> _Stated task_
Pick out each line containing the string "TIME".

> _Task input_

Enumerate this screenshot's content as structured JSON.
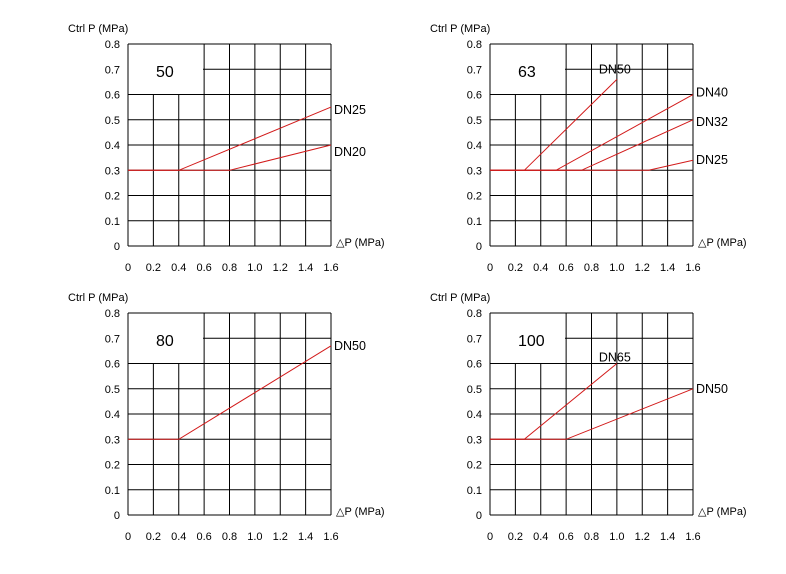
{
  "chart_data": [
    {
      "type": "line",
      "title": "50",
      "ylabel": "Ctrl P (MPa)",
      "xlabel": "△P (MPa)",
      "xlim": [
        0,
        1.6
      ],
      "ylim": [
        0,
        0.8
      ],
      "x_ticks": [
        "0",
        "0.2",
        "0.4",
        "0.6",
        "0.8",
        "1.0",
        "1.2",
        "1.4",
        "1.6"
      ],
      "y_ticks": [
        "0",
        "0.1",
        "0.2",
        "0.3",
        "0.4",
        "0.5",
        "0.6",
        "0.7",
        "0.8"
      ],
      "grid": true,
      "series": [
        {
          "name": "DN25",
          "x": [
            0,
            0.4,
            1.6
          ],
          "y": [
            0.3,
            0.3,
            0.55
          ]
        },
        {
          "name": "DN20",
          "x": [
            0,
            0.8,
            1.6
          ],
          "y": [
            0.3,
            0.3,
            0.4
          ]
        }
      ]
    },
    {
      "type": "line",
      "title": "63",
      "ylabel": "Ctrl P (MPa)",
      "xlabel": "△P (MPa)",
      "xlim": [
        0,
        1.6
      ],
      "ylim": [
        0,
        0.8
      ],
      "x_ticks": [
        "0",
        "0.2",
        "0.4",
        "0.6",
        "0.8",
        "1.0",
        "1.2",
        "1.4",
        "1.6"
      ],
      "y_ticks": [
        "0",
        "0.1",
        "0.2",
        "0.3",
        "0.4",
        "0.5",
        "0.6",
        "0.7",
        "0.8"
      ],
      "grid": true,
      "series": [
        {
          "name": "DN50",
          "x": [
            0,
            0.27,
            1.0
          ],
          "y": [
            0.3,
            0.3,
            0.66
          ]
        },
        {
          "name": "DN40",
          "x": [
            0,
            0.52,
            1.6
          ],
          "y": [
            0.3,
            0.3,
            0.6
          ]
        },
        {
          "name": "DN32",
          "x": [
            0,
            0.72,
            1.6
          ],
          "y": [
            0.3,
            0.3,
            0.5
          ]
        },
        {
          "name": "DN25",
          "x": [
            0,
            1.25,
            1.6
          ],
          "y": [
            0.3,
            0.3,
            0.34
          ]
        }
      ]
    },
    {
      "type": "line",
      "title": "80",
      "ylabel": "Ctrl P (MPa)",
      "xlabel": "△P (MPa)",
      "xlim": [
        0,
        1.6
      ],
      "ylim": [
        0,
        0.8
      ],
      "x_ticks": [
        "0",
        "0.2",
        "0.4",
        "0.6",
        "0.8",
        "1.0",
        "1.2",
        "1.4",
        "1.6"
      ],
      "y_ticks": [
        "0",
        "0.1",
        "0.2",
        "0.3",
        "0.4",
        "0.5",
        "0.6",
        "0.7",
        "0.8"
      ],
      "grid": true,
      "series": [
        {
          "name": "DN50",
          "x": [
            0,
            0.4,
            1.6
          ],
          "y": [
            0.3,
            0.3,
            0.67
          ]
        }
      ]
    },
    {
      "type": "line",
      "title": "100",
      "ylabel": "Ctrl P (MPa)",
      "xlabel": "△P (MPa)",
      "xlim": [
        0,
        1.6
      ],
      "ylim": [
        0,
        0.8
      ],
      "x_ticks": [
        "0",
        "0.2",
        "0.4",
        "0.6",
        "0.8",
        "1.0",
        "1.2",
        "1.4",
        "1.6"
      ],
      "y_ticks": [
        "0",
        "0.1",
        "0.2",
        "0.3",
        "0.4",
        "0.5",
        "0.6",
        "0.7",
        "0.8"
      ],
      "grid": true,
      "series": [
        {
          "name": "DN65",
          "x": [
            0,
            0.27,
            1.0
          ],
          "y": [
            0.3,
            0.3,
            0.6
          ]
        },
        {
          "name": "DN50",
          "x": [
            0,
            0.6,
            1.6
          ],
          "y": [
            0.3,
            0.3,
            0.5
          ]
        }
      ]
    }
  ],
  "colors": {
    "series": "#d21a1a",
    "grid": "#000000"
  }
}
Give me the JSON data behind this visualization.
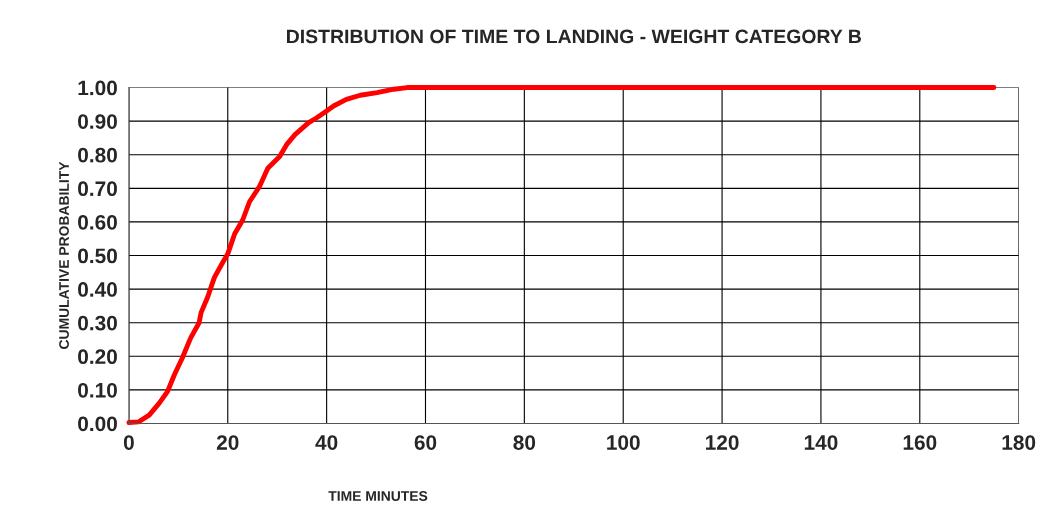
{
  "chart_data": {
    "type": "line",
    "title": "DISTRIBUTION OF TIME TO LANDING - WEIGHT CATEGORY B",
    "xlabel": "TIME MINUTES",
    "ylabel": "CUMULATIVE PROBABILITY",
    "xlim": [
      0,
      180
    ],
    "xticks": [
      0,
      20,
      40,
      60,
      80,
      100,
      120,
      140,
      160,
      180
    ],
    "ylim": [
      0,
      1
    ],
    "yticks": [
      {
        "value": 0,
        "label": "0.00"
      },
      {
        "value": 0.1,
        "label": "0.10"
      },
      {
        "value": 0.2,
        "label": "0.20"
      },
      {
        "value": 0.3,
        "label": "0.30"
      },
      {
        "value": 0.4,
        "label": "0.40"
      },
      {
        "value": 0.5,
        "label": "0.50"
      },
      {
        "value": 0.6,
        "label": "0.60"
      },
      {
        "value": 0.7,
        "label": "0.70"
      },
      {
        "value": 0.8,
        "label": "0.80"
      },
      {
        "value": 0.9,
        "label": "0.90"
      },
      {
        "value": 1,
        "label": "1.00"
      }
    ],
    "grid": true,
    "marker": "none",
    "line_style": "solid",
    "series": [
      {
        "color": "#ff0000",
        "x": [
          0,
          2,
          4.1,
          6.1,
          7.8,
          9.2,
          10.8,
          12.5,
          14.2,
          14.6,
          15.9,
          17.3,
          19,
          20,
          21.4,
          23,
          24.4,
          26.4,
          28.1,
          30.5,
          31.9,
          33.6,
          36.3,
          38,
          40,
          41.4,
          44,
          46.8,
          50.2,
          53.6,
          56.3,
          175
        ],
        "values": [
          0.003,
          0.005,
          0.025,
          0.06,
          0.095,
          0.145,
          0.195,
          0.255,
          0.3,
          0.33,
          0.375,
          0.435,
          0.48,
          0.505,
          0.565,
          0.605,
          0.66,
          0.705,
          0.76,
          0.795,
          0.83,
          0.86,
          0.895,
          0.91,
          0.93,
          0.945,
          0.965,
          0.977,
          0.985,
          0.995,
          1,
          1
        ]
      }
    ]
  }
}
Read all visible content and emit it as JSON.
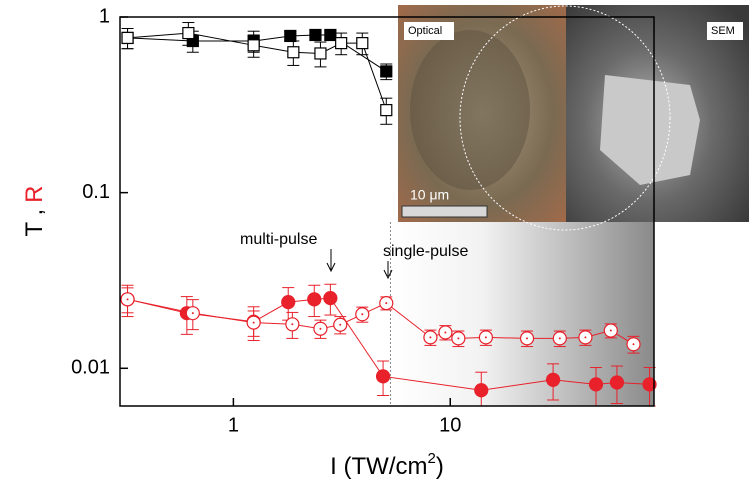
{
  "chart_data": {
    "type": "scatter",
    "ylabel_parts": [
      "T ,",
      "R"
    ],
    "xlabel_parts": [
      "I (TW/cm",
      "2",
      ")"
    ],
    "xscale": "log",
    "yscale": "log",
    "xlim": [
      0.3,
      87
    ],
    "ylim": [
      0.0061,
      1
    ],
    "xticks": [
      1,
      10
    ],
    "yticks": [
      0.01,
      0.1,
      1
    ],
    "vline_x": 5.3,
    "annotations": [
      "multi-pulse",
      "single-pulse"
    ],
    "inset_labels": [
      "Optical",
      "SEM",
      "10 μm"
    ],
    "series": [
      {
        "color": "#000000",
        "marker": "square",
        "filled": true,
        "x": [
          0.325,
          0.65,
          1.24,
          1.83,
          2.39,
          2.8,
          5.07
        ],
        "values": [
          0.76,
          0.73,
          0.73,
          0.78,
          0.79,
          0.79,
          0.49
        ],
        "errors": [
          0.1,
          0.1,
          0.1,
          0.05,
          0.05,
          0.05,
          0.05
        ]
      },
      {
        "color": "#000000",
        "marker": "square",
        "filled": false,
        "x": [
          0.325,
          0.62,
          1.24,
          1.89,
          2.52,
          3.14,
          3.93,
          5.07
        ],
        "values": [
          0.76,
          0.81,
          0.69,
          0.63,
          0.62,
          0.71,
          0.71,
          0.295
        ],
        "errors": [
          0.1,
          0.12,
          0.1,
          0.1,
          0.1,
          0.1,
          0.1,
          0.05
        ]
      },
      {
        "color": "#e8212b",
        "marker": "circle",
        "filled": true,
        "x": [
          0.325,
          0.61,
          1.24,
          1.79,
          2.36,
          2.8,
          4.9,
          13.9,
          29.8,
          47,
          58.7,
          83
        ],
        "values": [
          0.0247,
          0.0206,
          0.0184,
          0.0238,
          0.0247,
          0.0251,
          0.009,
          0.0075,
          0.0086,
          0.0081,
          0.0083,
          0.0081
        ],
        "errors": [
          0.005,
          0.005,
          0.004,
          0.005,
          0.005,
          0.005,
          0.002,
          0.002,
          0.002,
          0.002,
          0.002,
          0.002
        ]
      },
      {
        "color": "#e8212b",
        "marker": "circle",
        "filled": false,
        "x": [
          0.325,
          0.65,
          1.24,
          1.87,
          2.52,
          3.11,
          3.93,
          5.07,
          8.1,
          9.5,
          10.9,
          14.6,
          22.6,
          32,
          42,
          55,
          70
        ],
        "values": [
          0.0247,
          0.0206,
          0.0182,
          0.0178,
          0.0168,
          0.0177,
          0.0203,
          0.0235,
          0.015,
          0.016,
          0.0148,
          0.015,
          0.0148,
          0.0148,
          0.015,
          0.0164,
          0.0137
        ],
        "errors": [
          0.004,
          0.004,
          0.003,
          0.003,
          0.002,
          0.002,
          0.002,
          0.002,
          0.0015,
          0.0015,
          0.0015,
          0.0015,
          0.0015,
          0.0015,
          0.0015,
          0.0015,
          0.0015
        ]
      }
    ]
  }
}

> _Correct output_
    "title": "DISTRIBUTION OF TIME TO LANDING - WEIGHT CATEGORY B",
    "xlabel": "TIME MINUTES",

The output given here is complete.